■ Passage:
— begin —
UK Lesbian & Gay Immigration Group began in 1993, as Stonewall Immigration Group, when there was no provision in UK immigration rules to allow a foreign person to live in the UK with their same sex partner and no provision allowing people to claim asylum on the grounds that they feared or experienced persecution because of their sexual orientation. Our service is based in London but we provide assistance to anyone who telephones our helpline, emails us or attends our meetings.
During the years that the group has been providing immigration support, information and advice to the lesbian and gay community, we have had enormous success. We achieved the first legal equality of any sort for gay men and lesbians in the UK with the creation of the Unmarried Partners Rule. This precedent is considered to have had a vital influence on the consequent development of the Civil Partnership Act, and we provided major input into the immigration section of the Act.
As the area of need within our community changes from same‑sex couples, who now have immigration equality with heterosexuals, to those persecuted because of their sexuality, we continue to use our experience, expertise, reputation and skills to promote human rights and eliminate discrimination through the provision of support to LGBTI persons seeking asylum.
The work to support lesbian and gay asylum seekers began when, as a result of increasingly frequent contacts from asylum seekers and their solicitors, we became more aware of a worrying lack of support for this group. Our solicitor volunteers, amongst whom the top 5 immigration firms in London are represented, were experiencing similarly increased demands for help.
We support those seeking asylum due to fear of persecution on the grounds of their sexual orientation or gender identity, by:
- raising awareness amongst asylum seekers of the issues and the assistance that is available;
- providing the opportunity for regular meetings with each other to combat isolation, to foster both a sense of community and a sense of safety and to integrate into the LGBTI communities in the U.K;
- providing independent, quality legal information and advice on immigration issues;
- providing an information sharing facility for those working with LGBTI asylum seekers;
- creating a resource of information on those countries where persecution of LGBTI people exists.
For more information please see our latest annual report
If you are claiming asylum because you are LGBTQI+ or are thinking of doing so, you are welcome to our monthly asylum meeting. The dates and location are below. There is no need to book in advance. All UKLGIG services are free and nobody should charge you money for attending.
These meetings are open to LGBTQI+ asylum seekers and their friends or supporters only. We do not allow journalists or researchers to attend.
Volunteer lawyers will talk about the asylum process. There may also be time to ask the lawyers questions or speak to a UKLGIG support worker.
LGBTQI+ asylum seekers can attend more than once and we encourage you to do this if your claim has reached a new stage and you want to understand more about what happens next. You do not need to attend more than once if you do not need to hear the information again or your situation has not changed.
Please note that UKLGIG does not give confirmation of attendance at the monthly asylum meeting.
The drop-in support sessions in Birmingham are currently suspended. Further information will be posted when available.
— end —
■ Things to do:
1) In the UKLGIG passage, under what name did the group begin in 1993?
2) Pull out the UKLGIG passage text from "Volunteer lawyers will" up to and including "has not changed.", word for word.
The items are separate material, unconnected to the UKLGIG passage.

■ Extracted information:
— begin —
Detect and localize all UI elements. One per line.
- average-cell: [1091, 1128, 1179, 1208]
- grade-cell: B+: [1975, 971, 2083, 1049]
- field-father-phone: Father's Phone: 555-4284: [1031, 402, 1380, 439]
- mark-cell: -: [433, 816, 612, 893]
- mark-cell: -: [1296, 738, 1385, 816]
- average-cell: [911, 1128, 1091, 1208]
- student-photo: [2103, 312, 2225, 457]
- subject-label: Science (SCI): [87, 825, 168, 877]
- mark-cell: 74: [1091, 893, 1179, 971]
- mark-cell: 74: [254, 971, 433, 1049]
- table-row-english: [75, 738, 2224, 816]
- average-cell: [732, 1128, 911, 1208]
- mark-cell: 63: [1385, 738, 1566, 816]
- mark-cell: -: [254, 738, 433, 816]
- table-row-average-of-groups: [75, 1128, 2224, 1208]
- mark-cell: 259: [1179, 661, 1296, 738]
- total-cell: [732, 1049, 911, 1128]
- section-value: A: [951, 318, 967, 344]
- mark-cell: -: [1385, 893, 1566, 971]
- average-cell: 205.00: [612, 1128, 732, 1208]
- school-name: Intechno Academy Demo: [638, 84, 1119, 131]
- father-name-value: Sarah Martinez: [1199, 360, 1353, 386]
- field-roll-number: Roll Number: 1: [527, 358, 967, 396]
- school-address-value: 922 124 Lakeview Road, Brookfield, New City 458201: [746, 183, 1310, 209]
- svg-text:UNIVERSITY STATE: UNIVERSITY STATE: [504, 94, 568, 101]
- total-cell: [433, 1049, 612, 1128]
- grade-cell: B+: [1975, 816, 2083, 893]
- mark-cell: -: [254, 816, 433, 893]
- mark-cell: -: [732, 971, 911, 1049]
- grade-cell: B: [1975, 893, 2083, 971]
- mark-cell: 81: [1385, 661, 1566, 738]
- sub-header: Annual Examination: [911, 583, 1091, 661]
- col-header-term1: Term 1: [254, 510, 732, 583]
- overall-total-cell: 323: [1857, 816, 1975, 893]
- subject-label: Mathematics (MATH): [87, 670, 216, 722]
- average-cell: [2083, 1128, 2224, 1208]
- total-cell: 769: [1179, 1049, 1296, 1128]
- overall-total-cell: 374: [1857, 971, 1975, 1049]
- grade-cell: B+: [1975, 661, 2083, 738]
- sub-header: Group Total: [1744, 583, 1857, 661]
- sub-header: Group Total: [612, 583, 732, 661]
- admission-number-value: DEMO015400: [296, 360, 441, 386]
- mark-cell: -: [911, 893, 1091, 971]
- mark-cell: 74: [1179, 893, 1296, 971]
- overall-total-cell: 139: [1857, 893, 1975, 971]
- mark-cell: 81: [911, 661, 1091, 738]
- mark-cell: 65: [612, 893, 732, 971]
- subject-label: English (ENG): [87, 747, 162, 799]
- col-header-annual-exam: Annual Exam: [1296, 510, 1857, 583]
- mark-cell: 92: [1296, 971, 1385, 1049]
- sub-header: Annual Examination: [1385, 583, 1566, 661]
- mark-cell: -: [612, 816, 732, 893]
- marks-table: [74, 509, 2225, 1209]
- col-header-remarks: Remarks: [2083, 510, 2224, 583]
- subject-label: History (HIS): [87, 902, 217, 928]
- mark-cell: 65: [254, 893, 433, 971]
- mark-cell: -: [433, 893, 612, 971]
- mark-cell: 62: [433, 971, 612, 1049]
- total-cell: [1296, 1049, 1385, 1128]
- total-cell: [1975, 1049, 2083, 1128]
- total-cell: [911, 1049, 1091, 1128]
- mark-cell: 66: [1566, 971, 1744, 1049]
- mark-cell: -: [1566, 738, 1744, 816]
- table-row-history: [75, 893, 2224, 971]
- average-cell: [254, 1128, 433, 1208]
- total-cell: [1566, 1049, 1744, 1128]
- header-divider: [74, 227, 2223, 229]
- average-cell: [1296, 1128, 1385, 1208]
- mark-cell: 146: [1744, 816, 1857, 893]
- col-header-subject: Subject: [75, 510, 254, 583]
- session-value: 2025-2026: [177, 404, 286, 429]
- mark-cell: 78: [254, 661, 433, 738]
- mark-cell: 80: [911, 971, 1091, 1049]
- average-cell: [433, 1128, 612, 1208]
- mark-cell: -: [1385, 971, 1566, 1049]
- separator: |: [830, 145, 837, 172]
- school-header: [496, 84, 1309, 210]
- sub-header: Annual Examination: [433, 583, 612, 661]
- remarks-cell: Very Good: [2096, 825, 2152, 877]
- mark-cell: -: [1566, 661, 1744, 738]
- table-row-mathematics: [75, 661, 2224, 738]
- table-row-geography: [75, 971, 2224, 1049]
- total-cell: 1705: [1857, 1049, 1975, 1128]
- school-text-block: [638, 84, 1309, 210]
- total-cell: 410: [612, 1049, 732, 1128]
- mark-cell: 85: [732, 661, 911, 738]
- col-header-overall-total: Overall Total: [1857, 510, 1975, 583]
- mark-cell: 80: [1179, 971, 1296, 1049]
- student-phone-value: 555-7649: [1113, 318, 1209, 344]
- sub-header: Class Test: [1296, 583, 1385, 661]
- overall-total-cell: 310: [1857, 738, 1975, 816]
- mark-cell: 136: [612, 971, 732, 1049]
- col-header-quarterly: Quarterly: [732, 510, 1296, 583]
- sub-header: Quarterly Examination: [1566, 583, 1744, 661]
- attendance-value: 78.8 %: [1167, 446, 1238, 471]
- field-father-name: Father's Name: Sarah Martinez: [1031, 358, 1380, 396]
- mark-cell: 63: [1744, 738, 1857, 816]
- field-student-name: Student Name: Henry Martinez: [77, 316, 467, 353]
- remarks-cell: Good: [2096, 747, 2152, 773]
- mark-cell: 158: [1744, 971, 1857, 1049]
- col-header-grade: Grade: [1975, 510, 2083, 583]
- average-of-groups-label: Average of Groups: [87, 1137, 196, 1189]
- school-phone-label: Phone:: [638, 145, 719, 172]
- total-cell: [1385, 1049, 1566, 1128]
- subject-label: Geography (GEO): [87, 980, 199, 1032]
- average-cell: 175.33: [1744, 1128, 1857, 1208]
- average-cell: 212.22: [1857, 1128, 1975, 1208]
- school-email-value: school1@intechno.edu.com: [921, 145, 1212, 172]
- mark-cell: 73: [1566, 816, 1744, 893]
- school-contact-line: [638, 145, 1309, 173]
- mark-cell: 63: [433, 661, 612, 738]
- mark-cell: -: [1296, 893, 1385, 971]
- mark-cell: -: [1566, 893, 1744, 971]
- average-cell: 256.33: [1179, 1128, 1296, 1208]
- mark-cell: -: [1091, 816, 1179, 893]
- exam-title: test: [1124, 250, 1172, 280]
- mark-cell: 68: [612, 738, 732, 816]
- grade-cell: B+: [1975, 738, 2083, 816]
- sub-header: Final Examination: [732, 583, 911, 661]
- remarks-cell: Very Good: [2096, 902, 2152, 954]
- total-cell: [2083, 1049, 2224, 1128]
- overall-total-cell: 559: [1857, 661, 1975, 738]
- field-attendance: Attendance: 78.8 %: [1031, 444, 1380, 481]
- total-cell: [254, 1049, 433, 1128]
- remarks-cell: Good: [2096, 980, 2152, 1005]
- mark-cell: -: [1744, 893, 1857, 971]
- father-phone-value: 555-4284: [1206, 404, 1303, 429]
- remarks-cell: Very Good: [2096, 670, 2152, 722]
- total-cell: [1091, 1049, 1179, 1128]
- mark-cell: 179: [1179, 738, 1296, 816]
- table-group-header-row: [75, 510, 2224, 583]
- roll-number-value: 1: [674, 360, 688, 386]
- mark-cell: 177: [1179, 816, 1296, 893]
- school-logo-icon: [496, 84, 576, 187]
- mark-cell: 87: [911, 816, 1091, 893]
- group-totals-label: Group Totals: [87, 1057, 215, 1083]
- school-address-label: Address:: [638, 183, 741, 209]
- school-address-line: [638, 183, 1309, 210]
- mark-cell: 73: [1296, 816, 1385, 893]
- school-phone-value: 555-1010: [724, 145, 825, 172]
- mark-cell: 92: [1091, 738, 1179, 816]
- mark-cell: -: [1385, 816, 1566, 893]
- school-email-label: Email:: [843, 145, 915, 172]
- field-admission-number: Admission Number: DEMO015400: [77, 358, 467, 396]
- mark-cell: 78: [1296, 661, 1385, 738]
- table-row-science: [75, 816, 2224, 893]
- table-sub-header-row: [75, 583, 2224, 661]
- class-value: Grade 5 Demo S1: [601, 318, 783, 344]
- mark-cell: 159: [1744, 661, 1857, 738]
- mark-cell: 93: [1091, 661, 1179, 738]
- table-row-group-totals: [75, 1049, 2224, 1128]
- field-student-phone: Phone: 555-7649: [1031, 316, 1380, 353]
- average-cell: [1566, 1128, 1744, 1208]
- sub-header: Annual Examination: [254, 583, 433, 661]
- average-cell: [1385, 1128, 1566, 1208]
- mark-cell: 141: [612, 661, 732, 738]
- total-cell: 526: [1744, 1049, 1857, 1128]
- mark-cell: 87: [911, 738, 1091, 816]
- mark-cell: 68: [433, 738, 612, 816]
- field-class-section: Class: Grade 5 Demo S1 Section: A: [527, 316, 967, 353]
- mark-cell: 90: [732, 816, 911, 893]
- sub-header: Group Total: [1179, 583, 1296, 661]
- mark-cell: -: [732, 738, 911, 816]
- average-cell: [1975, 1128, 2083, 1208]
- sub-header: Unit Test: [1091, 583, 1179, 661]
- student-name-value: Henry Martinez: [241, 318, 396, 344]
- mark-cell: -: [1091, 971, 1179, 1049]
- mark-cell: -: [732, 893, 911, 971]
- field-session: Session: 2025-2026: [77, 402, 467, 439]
— end —
■ Correct answers:
1) Stonewall Immigration Group

2)
Volunteer lawyers will talk about the asylum process. There may also be time to ask the lawyers questions or speak to a UKLGIG support worker.
LGBTQI+ asylum seekers can attend more than once and we encourage you to do this if your claim has reached a new stage and you want to understand more about what happens next. You do not need to attend more than once if you do not need to hear the information again or your situation has not changed.